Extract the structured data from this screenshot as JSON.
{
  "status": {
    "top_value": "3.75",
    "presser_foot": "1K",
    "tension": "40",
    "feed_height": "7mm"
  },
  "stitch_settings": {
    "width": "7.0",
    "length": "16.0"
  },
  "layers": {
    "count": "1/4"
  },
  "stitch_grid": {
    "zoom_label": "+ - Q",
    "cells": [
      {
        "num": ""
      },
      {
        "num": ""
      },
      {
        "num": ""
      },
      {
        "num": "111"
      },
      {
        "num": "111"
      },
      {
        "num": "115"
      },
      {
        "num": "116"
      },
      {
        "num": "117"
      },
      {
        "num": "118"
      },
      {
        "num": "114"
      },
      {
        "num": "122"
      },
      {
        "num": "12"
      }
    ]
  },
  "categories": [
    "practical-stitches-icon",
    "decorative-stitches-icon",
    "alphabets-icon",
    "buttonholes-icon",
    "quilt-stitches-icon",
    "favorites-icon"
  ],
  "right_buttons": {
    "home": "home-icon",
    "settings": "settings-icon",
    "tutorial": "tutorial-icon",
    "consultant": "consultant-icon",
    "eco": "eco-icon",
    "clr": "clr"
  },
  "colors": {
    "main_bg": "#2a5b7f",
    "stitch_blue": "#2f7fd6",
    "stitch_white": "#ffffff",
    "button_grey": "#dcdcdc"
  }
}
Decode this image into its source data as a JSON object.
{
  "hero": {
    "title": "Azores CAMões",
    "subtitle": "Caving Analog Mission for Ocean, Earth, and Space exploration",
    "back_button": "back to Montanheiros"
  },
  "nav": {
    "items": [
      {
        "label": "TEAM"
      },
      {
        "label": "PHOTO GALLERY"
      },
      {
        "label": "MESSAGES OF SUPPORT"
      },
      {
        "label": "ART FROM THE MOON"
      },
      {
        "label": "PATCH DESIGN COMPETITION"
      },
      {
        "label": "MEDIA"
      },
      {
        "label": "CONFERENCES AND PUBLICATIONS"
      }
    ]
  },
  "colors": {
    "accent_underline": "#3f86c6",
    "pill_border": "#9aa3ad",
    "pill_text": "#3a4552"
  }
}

□ □ □ □ □

Challenge:
Print every record above exactly as written.

Exercise answer:
Extract the structured data from this screenshot as JSON.
{
  "status": {
    "top_value": "3.75",
    "presser_foot": "1K",
    "tension": "40",
    "feed_height": "7mm"
  },
  "stitch_settings": {
    "width": "7.0",
    "length": "16.0"
  },
  "layers": {
    "count": "1/4"
  },
  "stitch_grid": {
    "zoom_label": "+ - Q",
    "cells": [
      {
        "num": ""
      },
      {
        "num": ""
      },
      {
        "num": ""
      },
      {
        "num": "111"
      },
      {
        "num": "111"
      },
      {
        "num": "115"
      },
      {
        "num": "116"
      },
      {
        "num": "117"
      },
      {
        "num": "118"
      },
      {
        "num": "114"
      },
      {
        "num": "122"
      },
      {
        "num": "12"
      }
    ]
  },
  "categories": [
    "practical-stitches-icon",
    "decorative-stitches-icon",
    "alphabets-icon",
    "buttonholes-icon",
    "quilt-stitches-icon",
    "favorites-icon"
  ],
  "right_buttons": {
    "home": "home-icon",
    "settings": "settings-icon",
    "tutorial": "tutorial-icon",
    "consultant": "consultant-icon",
    "eco": "eco-icon",
    "clr": "clr"
  },
  "colors": {
    "main_bg": "#2a5b7f",
    "stitch_blue": "#2f7fd6",
    "stitch_white": "#ffffff",
    "button_grey": "#dcdcdc"
  }
}
Decode this image into its source data as a JSON object.
{
  "hero": {
    "title": "Azores CAMões",
    "subtitle": "Caving Analog Mission for Ocean, Earth, and Space exploration",
    "back_button": "back to Montanheiros"
  },
  "nav": {
    "items": [
      {
        "label": "TEAM"
      },
      {
        "label": "PHOTO GALLERY"
      },
      {
        "label": "MESSAGES OF SUPPORT"
      },
      {
        "label": "ART FROM THE MOON"
      },
      {
        "label": "PATCH DESIGN COMPETITION"
      },
      {
        "label": "MEDIA"
      },
      {
        "label": "CONFERENCES AND PUBLICATIONS"
      }
    ]
  },
  "colors": {
    "accent_underline": "#3f86c6",
    "pill_border": "#9aa3ad",
    "pill_text": "#3a4552"
  }
}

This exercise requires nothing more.